### Task to carry out
Restate each line of the listing exactly, without carrying over any pictures.

++++ Available records

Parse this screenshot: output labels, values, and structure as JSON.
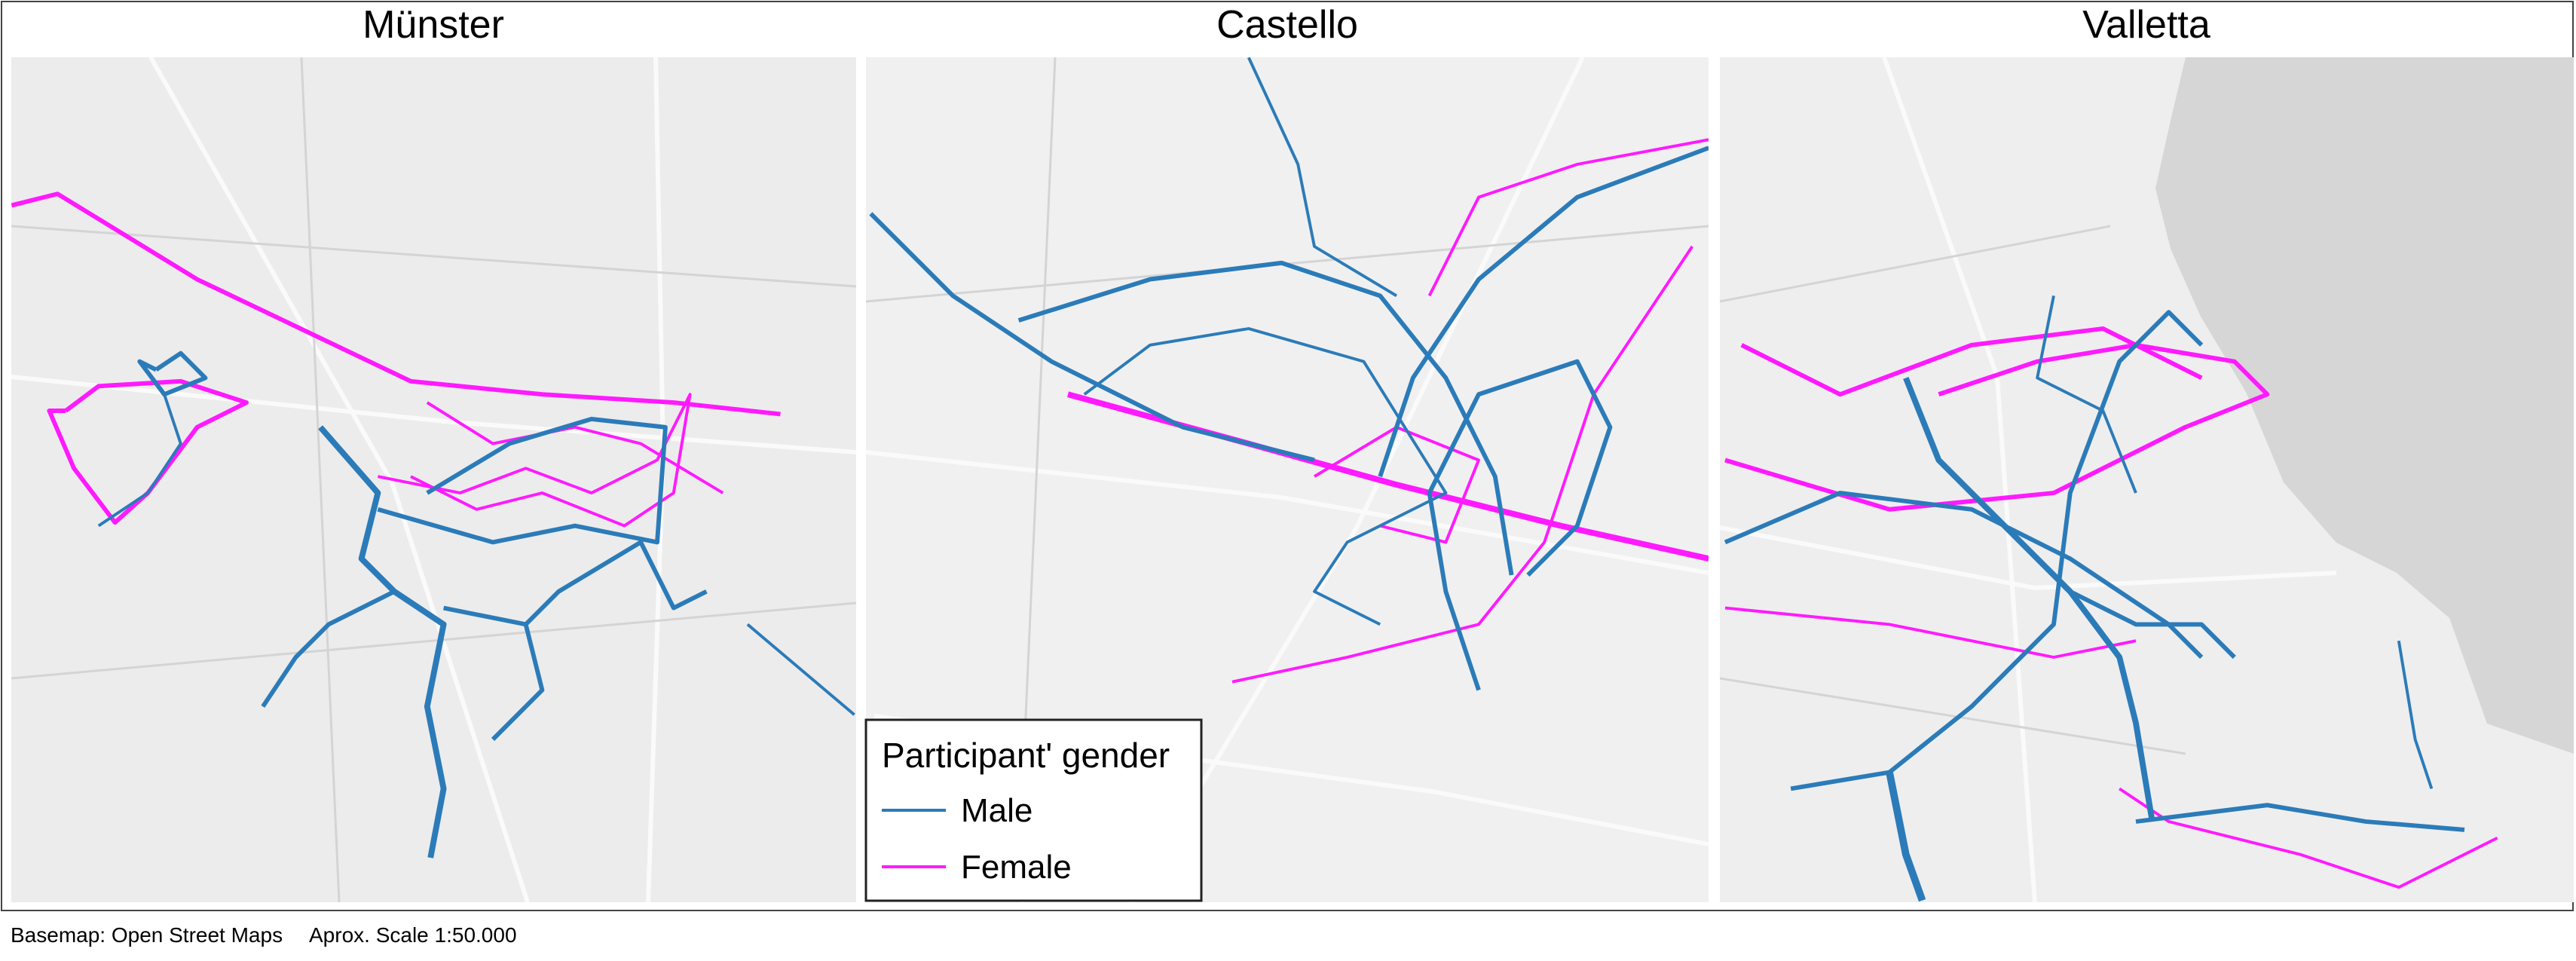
{
  "panels": [
    {
      "title": "Münster"
    },
    {
      "title": "Castello"
    },
    {
      "title": "Valletta"
    }
  ],
  "legend": {
    "title": "Participant' gender",
    "items": [
      {
        "label": "Male",
        "color": "#2b7bb9"
      },
      {
        "label": "Female",
        "color": "#ff1aff"
      }
    ]
  },
  "footer": {
    "basemap": "Basemap: Open Street Maps",
    "scale": "Aprox. Scale 1:50.000"
  }
}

++++++++

### The answer
Parse this screenshot: output labels, values, and structure as JSON.
{
  "panels": [
    {
      "title": "Münster"
    },
    {
      "title": "Castello"
    },
    {
      "title": "Valletta"
    }
  ],
  "legend": {
    "title": "Participant' gender",
    "items": [
      {
        "label": "Male",
        "color": "#2b7bb9"
      },
      {
        "label": "Female",
        "color": "#ff1aff"
      }
    ]
  },
  "footer": {
    "basemap": "Basemap: Open Street Maps",
    "scale": "Aprox. Scale 1:50.000"
  }
}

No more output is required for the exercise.